*RECORDED DATA*.
++++++++++++++++++++

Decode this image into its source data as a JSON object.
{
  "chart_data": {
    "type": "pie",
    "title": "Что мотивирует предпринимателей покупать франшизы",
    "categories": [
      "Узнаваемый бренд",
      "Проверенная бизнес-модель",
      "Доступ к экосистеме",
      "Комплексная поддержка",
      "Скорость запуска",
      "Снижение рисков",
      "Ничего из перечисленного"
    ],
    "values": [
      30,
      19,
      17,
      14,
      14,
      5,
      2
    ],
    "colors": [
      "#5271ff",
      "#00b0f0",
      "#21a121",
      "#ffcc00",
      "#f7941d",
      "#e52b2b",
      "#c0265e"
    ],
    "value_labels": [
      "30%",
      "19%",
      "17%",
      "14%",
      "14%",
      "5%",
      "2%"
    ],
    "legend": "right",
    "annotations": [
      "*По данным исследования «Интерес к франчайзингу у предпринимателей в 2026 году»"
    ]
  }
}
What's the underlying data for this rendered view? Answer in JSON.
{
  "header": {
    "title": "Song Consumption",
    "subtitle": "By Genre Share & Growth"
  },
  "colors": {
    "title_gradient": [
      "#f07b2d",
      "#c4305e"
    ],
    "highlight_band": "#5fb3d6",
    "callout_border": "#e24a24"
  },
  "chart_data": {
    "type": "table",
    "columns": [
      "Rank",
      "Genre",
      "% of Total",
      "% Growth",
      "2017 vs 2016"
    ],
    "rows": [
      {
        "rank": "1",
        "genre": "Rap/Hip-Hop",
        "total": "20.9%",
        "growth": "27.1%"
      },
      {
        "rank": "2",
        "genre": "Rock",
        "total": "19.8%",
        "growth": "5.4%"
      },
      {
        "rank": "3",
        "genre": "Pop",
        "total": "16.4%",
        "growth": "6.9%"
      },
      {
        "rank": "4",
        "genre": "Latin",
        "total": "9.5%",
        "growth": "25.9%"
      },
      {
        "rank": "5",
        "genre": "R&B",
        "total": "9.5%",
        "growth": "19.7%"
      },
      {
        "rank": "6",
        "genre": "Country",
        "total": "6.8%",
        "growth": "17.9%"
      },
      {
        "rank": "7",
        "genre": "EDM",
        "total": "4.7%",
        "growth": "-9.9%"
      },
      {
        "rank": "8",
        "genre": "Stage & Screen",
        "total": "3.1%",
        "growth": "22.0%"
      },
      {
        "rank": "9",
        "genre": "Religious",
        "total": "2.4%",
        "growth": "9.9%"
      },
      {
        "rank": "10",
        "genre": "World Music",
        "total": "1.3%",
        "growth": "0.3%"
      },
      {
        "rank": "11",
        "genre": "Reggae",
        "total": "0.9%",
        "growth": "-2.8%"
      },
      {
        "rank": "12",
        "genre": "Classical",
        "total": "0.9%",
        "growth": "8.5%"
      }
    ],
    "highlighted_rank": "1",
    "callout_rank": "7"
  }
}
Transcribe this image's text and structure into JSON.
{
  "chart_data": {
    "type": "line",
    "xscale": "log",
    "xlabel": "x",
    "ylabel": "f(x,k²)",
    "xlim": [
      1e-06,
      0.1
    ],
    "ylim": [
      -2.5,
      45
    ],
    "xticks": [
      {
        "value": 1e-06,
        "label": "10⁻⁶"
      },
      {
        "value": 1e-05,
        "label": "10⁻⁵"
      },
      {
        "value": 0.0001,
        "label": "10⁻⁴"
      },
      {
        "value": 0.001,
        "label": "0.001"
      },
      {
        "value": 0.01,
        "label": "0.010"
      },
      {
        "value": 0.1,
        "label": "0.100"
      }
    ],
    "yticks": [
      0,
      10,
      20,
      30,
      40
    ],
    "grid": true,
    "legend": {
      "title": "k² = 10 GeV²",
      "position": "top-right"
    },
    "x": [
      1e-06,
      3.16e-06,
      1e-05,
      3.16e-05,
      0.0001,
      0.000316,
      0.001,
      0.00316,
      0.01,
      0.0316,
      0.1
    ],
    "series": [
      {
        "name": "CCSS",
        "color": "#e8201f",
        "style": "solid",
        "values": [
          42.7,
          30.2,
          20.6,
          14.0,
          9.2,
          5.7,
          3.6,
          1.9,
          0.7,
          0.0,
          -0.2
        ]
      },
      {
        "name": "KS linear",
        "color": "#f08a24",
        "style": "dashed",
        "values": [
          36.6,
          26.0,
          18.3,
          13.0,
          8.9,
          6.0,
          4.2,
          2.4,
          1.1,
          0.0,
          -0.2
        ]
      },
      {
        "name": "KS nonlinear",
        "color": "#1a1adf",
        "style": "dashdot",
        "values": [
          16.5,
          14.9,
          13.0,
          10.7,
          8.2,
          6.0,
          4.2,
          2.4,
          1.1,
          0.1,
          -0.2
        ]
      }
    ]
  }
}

++++++++++++++++++++

*SET TASK*.
Restate all of the entries above precisely.

*EXERCISE RESPONSE*.
Decode this image into its source data as a JSON object.
{
  "chart_data": {
    "type": "pie",
    "title": "Что мотивирует предпринимателей покупать франшизы",
    "categories": [
      "Узнаваемый бренд",
      "Проверенная бизнес-модель",
      "Доступ к экосистеме",
      "Комплексная поддержка",
      "Скорость запуска",
      "Снижение рисков",
      "Ничего из перечисленного"
    ],
    "values": [
      30,
      19,
      17,
      14,
      14,
      5,
      2
    ],
    "colors": [
      "#5271ff",
      "#00b0f0",
      "#21a121",
      "#ffcc00",
      "#f7941d",
      "#e52b2b",
      "#c0265e"
    ],
    "value_labels": [
      "30%",
      "19%",
      "17%",
      "14%",
      "14%",
      "5%",
      "2%"
    ],
    "legend": "right",
    "annotations": [
      "*По данным исследования «Интерес к франчайзингу у предпринимателей в 2026 году»"
    ]
  }
}
What's the underlying data for this rendered view? Answer in JSON.
{
  "header": {
    "title": "Song Consumption",
    "subtitle": "By Genre Share & Growth"
  },
  "colors": {
    "title_gradient": [
      "#f07b2d",
      "#c4305e"
    ],
    "highlight_band": "#5fb3d6",
    "callout_border": "#e24a24"
  },
  "chart_data": {
    "type": "table",
    "columns": [
      "Rank",
      "Genre",
      "% of Total",
      "% Growth",
      "2017 vs 2016"
    ],
    "rows": [
      {
        "rank": "1",
        "genre": "Rap/Hip-Hop",
        "total": "20.9%",
        "growth": "27.1%"
      },
      {
        "rank": "2",
        "genre": "Rock",
        "total": "19.8%",
        "growth": "5.4%"
      },
      {
        "rank": "3",
        "genre": "Pop",
        "total": "16.4%",
        "growth": "6.9%"
      },
      {
        "rank": "4",
        "genre": "Latin",
        "total": "9.5%",
        "growth": "25.9%"
      },
      {
        "rank": "5",
        "genre": "R&B",
        "total": "9.5%",
        "growth": "19.7%"
      },
      {
        "rank": "6",
        "genre": "Country",
        "total": "6.8%",
        "growth": "17.9%"
      },
      {
        "rank": "7",
        "genre": "EDM",
        "total": "4.7%",
        "growth": "-9.9%"
      },
      {
        "rank": "8",
        "genre": "Stage & Screen",
        "total": "3.1%",
        "growth": "22.0%"
      },
      {
        "rank": "9",
        "genre": "Religious",
        "total": "2.4%",
        "growth": "9.9%"
      },
      {
        "rank": "10",
        "genre": "World Music",
        "total": "1.3%",
        "growth": "0.3%"
      },
      {
        "rank": "11",
        "genre": "Reggae",
        "total": "0.9%",
        "growth": "-2.8%"
      },
      {
        "rank": "12",
        "genre": "Classical",
        "total": "0.9%",
        "growth": "8.5%"
      }
    ],
    "highlighted_rank": "1",
    "callout_rank": "7"
  }
}
Transcribe this image's text and structure into JSON.
{
  "chart_data": {
    "type": "line",
    "xscale": "log",
    "xlabel": "x",
    "ylabel": "f(x,k²)",
    "xlim": [
      1e-06,
      0.1
    ],
    "ylim": [
      -2.5,
      45
    ],
    "xticks": [
      {
        "value": 1e-06,
        "label": "10⁻⁶"
      },
      {
        "value": 1e-05,
        "label": "10⁻⁵"
      },
      {
        "value": 0.0001,
        "label": "10⁻⁴"
      },
      {
        "value": 0.001,
        "label": "0.001"
      },
      {
        "value": 0.01,
        "label": "0.010"
      },
      {
        "value": 0.1,
        "label": "0.100"
      }
    ],
    "yticks": [
      0,
      10,
      20,
      30,
      40
    ],
    "grid": true,
    "legend": {
      "title": "k² = 10 GeV²",
      "position": "top-right"
    },
    "x": [
      1e-06,
      3.16e-06,
      1e-05,
      3.16e-05,
      0.0001,
      0.000316,
      0.001,
      0.00316,
      0.01,
      0.0316,
      0.1
    ],
    "series": [
      {
        "name": "CCSS",
        "color": "#e8201f",
        "style": "solid",
        "values": [
          42.7,
          30.2,
          20.6,
          14.0,
          9.2,
          5.7,
          3.6,
          1.9,
          0.7,
          0.0,
          -0.2
        ]
      },
      {
        "name": "KS linear",
        "color": "#f08a24",
        "style": "dashed",
        "values": [
          36.6,
          26.0,
          18.3,
          13.0,
          8.9,
          6.0,
          4.2,
          2.4,
          1.1,
          0.0,
          -0.2
        ]
      },
      {
        "name": "KS nonlinear",
        "color": "#1a1adf",
        "style": "dashdot",
        "values": [
          16.5,
          14.9,
          13.0,
          10.7,
          8.2,
          6.0,
          4.2,
          2.4,
          1.1,
          0.1,
          -0.2
        ]
      }
    ]
  }
}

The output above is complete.